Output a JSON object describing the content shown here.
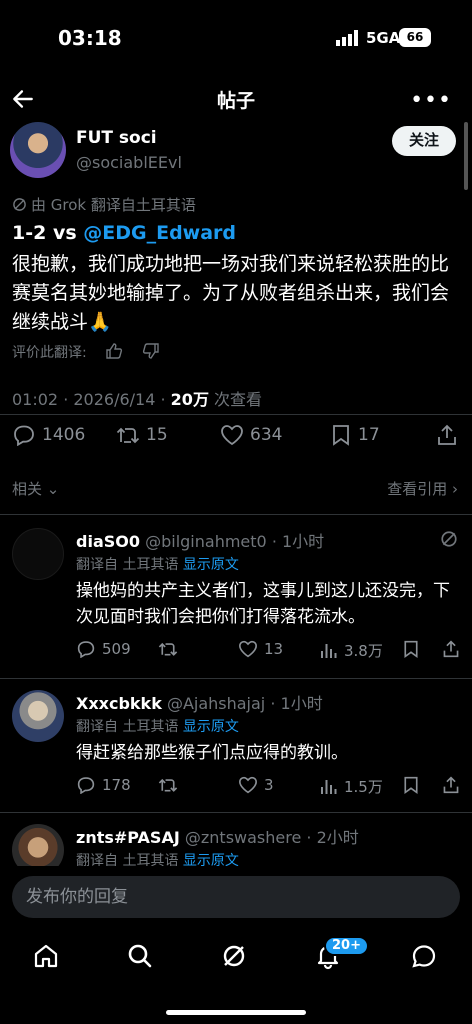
{
  "status_bar": {
    "time": "03:18",
    "network": "5GA",
    "battery": "66"
  },
  "header": {
    "title": "帖子"
  },
  "post": {
    "author_name": "FUT soci",
    "author_handle": "@sociablEEvl",
    "follow_label": "关注",
    "translated_note": "由 Grok 翻译自土耳其语",
    "line1_prefix": "1-2 vs ",
    "line1_mention": "@EDG_Edward",
    "body": "很抱歉，我们成功地把一场对我们来说轻松获胜的比赛莫名其妙地输掉了。为了从败者组杀出来，我们会继续战斗🙏",
    "rate_label": "评价此翻译:",
    "timestamp": "01:02 · 2026/6/14 · ",
    "views_count": "20万",
    "views_label": " 次查看",
    "replies": "1406",
    "reposts": "15",
    "likes": "634",
    "bookmarks": "17",
    "related_label": "相关",
    "quotes_label": "查看引用"
  },
  "replies": [
    {
      "name": "diaSO0",
      "handle": "@bilginahmet0",
      "time": "· 1小时",
      "translated": "翻译自 土耳其语",
      "show_original": "显示原文",
      "body": "操他妈的共产主义者们，这事儿到这儿还没完，下次见面时我们会把你们打得落花流水。",
      "replies": "509",
      "reposts": "",
      "likes": "13",
      "views": "3.8万"
    },
    {
      "name": "Xxxcbkkk",
      "handle": "@Ajahshajaj",
      "time": "· 1小时",
      "translated": "翻译自 土耳其语",
      "show_original": "显示原文",
      "body": "得赶紧给那些猴子们点应得的教训。",
      "replies": "178",
      "reposts": "",
      "likes": "3",
      "views": "1.5万"
    },
    {
      "name": "znts#PASAJ",
      "handle": "@zntswashere",
      "time": "· 2小时",
      "translated": "翻译自 土耳其语",
      "show_original": "显示原文"
    }
  ],
  "composer": {
    "placeholder": "发布你的回复"
  },
  "nav": {
    "notifications_badge": "20+"
  },
  "colors": {
    "accent": "#1d9bf0",
    "background": "#000000",
    "muted": "#71767b"
  }
}
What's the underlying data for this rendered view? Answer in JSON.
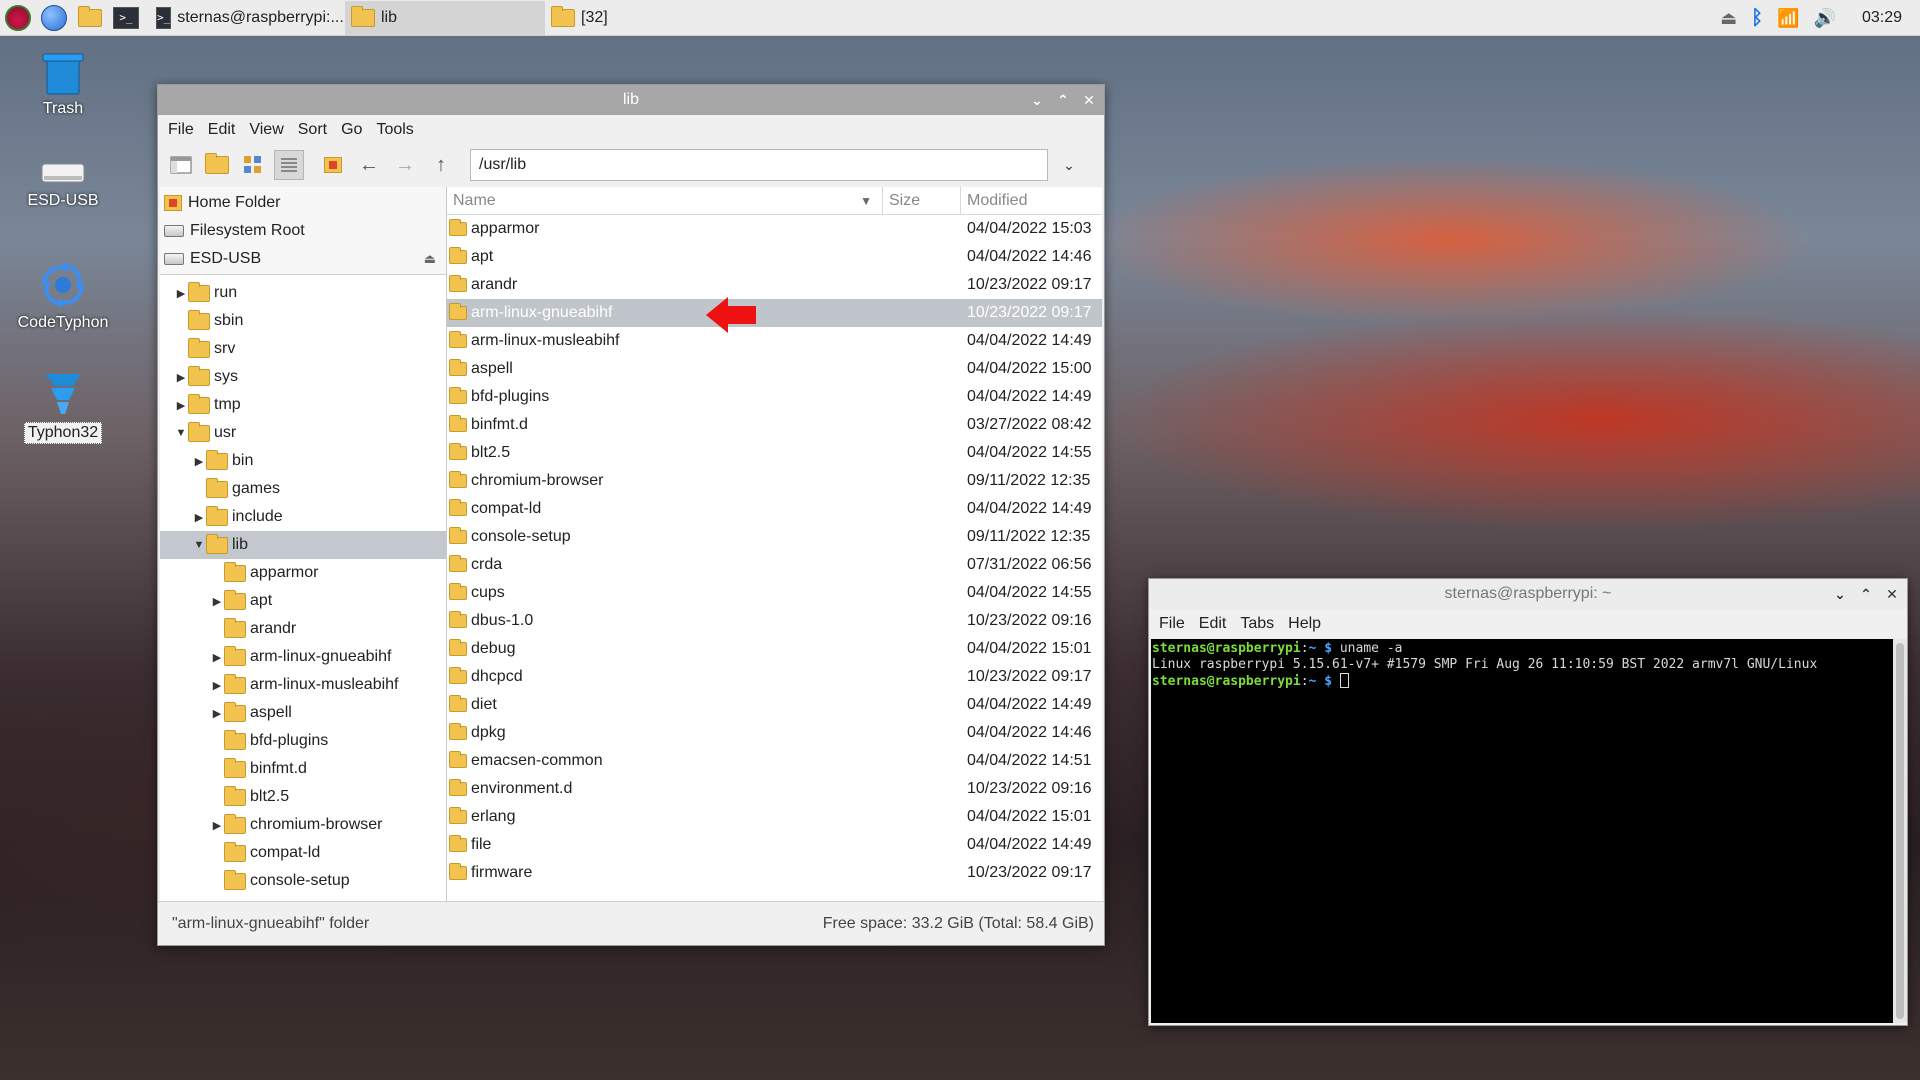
##########
** Task prompt **
Select every line of the material above holding the word "body" and copy it.

** Exercise solution **
    "body": "很抱歉，我们成功地把一场对我们来说轻松获胜的比赛莫名其妙地输掉了。为了从败者组杀出来，我们会继续战斗🙏",
      "body": "操他妈的共产主义者们，这事儿到这儿还没完，下次见面时我们会把你们打得落花流水。",
      "body": "得赶紧给那些猴子们点应得的教训。",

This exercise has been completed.